The records below need retyping in full; give them again exactly.

* * * *

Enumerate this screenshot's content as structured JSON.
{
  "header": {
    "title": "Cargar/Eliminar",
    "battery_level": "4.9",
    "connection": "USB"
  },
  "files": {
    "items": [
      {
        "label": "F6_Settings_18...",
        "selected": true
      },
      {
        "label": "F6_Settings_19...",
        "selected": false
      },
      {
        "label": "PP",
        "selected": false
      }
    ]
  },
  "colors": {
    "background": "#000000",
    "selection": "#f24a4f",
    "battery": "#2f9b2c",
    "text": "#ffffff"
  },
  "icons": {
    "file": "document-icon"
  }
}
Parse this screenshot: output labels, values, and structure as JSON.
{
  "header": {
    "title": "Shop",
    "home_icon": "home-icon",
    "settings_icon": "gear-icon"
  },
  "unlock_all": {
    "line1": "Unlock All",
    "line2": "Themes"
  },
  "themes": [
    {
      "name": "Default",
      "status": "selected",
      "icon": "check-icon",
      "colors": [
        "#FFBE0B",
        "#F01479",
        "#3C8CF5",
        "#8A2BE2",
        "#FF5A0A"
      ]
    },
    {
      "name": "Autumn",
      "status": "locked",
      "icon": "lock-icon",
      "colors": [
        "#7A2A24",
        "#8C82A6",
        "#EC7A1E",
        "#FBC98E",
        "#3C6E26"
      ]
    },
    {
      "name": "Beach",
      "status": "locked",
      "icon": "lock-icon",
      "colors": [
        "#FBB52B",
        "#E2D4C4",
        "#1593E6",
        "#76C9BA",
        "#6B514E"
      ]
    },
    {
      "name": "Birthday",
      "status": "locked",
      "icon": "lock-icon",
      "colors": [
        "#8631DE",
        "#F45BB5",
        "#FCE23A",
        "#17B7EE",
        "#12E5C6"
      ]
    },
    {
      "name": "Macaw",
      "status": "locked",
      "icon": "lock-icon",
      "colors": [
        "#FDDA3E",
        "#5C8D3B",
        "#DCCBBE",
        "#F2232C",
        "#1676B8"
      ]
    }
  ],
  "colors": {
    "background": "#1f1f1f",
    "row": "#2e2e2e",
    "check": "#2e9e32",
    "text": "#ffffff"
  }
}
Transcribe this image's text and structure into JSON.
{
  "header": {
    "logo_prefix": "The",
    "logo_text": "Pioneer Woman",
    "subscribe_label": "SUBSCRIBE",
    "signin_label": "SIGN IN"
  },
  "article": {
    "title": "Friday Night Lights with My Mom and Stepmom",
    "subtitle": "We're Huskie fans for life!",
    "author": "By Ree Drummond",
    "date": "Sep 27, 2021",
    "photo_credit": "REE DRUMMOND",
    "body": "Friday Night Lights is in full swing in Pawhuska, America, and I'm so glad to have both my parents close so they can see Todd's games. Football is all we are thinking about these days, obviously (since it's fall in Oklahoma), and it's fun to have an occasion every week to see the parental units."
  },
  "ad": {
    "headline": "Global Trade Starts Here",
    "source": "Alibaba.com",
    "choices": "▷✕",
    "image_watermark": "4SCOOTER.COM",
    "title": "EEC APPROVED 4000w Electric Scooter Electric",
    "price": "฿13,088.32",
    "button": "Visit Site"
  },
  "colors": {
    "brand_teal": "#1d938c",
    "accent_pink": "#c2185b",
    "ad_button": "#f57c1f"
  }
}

* * * *

**FINAL RESULT**
Enumerate this screenshot's content as structured JSON.
{
  "header": {
    "title": "Cargar/Eliminar",
    "battery_level": "4.9",
    "connection": "USB"
  },
  "files": {
    "items": [
      {
        "label": "F6_Settings_18...",
        "selected": true
      },
      {
        "label": "F6_Settings_19...",
        "selected": false
      },
      {
        "label": "PP",
        "selected": false
      }
    ]
  },
  "colors": {
    "background": "#000000",
    "selection": "#f24a4f",
    "battery": "#2f9b2c",
    "text": "#ffffff"
  },
  "icons": {
    "file": "document-icon"
  }
}
Parse this screenshot: output labels, values, and structure as JSON.
{
  "header": {
    "title": "Shop",
    "home_icon": "home-icon",
    "settings_icon": "gear-icon"
  },
  "unlock_all": {
    "line1": "Unlock All",
    "line2": "Themes"
  },
  "themes": [
    {
      "name": "Default",
      "status": "selected",
      "icon": "check-icon",
      "colors": [
        "#FFBE0B",
        "#F01479",
        "#3C8CF5",
        "#8A2BE2",
        "#FF5A0A"
      ]
    },
    {
      "name": "Autumn",
      "status": "locked",
      "icon": "lock-icon",
      "colors": [
        "#7A2A24",
        "#8C82A6",
        "#EC7A1E",
        "#FBC98E",
        "#3C6E26"
      ]
    },
    {
      "name": "Beach",
      "status": "locked",
      "icon": "lock-icon",
      "colors": [
        "#FBB52B",
        "#E2D4C4",
        "#1593E6",
        "#76C9BA",
        "#6B514E"
      ]
    },
    {
      "name": "Birthday",
      "status": "locked",
      "icon": "lock-icon",
      "colors": [
        "#8631DE",
        "#F45BB5",
        "#FCE23A",
        "#17B7EE",
        "#12E5C6"
      ]
    },
    {
      "name": "Macaw",
      "status": "locked",
      "icon": "lock-icon",
      "colors": [
        "#FDDA3E",
        "#5C8D3B",
        "#DCCBBE",
        "#F2232C",
        "#1676B8"
      ]
    }
  ],
  "colors": {
    "background": "#1f1f1f",
    "row": "#2e2e2e",
    "check": "#2e9e32",
    "text": "#ffffff"
  }
}
Transcribe this image's text and structure into JSON.
{
  "header": {
    "logo_prefix": "The",
    "logo_text": "Pioneer Woman",
    "subscribe_label": "SUBSCRIBE",
    "signin_label": "SIGN IN"
  },
  "article": {
    "title": "Friday Night Lights with My Mom and Stepmom",
    "subtitle": "We're Huskie fans for life!",
    "author": "By Ree Drummond",
    "date": "Sep 27, 2021",
    "photo_credit": "REE DRUMMOND",
    "body": "Friday Night Lights is in full swing in Pawhuska, America, and I'm so glad to have both my parents close so they can see Todd's games. Football is all we are thinking about these days, obviously (since it's fall in Oklahoma), and it's fun to have an occasion every week to see the parental units."
  },
  "ad": {
    "headline": "Global Trade Starts Here",
    "source": "Alibaba.com",
    "choices": "▷✕",
    "image_watermark": "4SCOOTER.COM",
    "title": "EEC APPROVED 4000w Electric Scooter Electric",
    "price": "฿13,088.32",
    "button": "Visit Site"
  },
  "colors": {
    "brand_teal": "#1d938c",
    "accent_pink": "#c2185b",
    "ad_button": "#f57c1f"
  }
}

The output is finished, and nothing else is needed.